* WRITTEN INSTRUCTION *
Count every line where "environment" occurs. Give the total alone.

-------- SUPPLIED DATA --------

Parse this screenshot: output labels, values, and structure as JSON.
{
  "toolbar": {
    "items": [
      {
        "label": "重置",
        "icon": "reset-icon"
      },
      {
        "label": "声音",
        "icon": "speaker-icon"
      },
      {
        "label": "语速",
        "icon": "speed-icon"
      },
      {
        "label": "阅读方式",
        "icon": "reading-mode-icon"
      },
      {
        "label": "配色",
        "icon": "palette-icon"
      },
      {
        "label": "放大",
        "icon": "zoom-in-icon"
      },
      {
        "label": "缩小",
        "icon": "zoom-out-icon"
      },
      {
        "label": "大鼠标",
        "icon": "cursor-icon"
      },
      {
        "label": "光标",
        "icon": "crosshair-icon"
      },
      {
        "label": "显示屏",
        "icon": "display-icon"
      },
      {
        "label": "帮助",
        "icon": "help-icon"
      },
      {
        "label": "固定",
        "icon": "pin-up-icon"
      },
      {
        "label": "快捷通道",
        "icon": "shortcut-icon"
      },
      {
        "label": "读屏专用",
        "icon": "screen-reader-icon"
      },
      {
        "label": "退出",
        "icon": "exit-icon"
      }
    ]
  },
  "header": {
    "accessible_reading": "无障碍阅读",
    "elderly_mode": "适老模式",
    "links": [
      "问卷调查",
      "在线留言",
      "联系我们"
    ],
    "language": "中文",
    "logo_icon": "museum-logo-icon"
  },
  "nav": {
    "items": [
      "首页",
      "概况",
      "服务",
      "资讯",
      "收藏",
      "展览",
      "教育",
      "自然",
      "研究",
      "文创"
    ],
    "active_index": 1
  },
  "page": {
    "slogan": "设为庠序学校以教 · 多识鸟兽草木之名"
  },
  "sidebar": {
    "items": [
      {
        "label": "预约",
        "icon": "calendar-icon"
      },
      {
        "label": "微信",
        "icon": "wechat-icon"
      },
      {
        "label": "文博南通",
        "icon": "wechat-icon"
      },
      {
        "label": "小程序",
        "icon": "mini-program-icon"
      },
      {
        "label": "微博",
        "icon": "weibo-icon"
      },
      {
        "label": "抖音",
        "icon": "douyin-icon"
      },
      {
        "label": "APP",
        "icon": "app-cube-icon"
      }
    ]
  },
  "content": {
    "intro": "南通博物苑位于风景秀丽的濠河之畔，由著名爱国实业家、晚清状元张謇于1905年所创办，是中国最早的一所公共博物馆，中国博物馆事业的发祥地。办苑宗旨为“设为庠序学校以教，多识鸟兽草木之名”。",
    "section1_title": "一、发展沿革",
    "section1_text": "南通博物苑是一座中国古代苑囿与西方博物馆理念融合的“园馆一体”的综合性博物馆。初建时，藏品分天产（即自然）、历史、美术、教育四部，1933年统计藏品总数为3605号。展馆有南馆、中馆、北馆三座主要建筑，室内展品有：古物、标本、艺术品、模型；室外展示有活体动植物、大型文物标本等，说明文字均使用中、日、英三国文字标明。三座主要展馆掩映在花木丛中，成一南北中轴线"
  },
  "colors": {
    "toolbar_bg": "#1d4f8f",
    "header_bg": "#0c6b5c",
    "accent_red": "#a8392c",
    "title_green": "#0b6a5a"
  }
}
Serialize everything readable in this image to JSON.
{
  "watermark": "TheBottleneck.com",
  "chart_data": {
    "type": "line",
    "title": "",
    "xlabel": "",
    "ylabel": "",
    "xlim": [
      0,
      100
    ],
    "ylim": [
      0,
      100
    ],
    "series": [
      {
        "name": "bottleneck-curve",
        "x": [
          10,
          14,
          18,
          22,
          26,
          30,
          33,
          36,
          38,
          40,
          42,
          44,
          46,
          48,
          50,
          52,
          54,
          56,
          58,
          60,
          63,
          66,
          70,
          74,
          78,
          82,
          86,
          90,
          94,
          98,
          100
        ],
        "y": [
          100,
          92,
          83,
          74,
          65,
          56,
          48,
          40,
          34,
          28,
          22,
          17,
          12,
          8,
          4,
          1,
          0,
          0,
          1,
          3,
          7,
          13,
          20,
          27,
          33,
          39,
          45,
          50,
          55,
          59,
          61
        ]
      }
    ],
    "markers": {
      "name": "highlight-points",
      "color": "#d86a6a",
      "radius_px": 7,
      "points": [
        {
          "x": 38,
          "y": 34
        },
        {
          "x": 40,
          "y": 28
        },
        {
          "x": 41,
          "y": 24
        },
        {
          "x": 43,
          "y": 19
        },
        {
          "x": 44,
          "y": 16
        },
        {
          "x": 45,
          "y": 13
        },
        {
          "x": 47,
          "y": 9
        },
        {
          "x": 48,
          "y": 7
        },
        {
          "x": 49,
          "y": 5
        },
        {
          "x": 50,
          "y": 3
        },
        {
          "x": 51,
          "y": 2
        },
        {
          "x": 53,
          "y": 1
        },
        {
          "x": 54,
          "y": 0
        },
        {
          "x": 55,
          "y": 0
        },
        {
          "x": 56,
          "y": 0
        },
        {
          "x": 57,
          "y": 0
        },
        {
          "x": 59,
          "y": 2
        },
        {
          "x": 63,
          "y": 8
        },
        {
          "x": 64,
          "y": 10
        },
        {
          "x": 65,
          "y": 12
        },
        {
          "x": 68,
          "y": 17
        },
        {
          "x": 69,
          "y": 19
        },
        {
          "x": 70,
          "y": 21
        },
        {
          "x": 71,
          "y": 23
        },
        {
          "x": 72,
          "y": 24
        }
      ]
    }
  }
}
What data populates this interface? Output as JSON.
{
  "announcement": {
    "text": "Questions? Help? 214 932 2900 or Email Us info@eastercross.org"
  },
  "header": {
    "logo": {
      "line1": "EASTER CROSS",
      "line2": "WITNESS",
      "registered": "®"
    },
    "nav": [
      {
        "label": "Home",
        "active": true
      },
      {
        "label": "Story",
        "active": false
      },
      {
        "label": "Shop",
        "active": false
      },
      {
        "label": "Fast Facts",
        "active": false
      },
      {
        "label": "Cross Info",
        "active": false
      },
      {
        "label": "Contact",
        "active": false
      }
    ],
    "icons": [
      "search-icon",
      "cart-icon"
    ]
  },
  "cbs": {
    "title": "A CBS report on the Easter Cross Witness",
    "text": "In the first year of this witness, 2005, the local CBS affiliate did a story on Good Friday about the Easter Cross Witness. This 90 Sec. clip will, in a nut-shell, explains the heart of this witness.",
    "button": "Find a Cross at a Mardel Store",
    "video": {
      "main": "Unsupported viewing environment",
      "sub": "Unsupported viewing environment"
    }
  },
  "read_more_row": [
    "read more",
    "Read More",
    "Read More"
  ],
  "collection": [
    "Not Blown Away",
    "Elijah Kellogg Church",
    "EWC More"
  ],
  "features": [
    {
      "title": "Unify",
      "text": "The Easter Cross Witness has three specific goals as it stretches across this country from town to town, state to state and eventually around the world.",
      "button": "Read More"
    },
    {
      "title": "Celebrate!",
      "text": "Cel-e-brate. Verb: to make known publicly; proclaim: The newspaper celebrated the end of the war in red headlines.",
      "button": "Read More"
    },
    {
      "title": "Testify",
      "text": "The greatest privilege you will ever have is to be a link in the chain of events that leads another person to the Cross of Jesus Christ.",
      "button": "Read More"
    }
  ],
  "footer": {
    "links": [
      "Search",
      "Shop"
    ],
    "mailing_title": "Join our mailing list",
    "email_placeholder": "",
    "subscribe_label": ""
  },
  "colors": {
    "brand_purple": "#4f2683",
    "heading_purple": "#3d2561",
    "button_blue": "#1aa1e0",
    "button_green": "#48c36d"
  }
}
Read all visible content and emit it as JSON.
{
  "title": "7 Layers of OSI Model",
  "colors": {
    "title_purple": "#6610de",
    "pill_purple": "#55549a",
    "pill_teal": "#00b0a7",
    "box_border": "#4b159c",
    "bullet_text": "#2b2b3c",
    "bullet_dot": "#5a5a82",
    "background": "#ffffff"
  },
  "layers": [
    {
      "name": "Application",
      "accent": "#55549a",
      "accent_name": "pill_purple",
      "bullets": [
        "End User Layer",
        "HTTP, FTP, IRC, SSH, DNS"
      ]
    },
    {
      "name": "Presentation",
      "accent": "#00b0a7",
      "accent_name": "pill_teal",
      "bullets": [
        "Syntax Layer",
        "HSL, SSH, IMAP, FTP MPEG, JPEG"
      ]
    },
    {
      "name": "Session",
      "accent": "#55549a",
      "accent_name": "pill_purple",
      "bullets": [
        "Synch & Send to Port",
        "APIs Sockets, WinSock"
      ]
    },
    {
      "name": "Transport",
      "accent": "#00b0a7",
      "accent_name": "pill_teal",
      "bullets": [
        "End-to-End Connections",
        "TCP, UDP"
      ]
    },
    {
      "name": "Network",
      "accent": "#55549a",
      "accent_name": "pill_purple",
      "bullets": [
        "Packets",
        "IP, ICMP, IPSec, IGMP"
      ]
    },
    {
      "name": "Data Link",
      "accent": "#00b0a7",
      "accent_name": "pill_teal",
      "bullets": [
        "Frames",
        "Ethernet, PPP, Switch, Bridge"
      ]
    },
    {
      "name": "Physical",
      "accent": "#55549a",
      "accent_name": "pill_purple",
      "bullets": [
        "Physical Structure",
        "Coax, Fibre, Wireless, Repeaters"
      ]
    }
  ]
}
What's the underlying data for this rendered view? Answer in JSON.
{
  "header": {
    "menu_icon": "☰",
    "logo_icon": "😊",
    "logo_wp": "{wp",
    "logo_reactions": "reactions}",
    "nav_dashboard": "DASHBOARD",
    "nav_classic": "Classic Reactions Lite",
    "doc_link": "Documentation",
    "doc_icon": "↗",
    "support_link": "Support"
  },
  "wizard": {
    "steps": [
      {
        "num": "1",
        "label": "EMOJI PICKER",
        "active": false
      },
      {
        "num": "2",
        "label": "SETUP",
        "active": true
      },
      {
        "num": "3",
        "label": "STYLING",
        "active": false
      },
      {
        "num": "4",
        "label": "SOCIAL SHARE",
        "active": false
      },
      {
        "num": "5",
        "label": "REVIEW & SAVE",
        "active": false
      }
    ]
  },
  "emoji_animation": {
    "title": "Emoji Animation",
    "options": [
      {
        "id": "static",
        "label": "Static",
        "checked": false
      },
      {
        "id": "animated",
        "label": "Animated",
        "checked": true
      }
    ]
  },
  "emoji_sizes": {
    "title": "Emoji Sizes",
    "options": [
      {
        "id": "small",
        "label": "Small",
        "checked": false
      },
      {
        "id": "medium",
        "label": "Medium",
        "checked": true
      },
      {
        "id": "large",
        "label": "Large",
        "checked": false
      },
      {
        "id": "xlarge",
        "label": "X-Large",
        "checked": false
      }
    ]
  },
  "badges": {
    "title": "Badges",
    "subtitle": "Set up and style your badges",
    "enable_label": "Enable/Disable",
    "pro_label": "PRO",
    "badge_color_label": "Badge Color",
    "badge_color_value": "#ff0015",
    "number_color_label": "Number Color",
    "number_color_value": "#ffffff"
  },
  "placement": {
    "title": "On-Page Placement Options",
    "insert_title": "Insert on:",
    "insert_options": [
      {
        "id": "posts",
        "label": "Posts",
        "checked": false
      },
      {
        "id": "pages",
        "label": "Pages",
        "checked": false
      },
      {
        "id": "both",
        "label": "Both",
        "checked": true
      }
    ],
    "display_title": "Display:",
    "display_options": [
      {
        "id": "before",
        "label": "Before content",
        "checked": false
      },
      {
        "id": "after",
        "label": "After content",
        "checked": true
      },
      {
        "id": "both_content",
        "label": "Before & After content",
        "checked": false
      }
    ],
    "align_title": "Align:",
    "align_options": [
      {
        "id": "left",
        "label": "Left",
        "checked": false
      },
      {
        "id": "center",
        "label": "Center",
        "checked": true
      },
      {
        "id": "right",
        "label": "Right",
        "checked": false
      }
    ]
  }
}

--------

* EXPECTED ANSWER *
2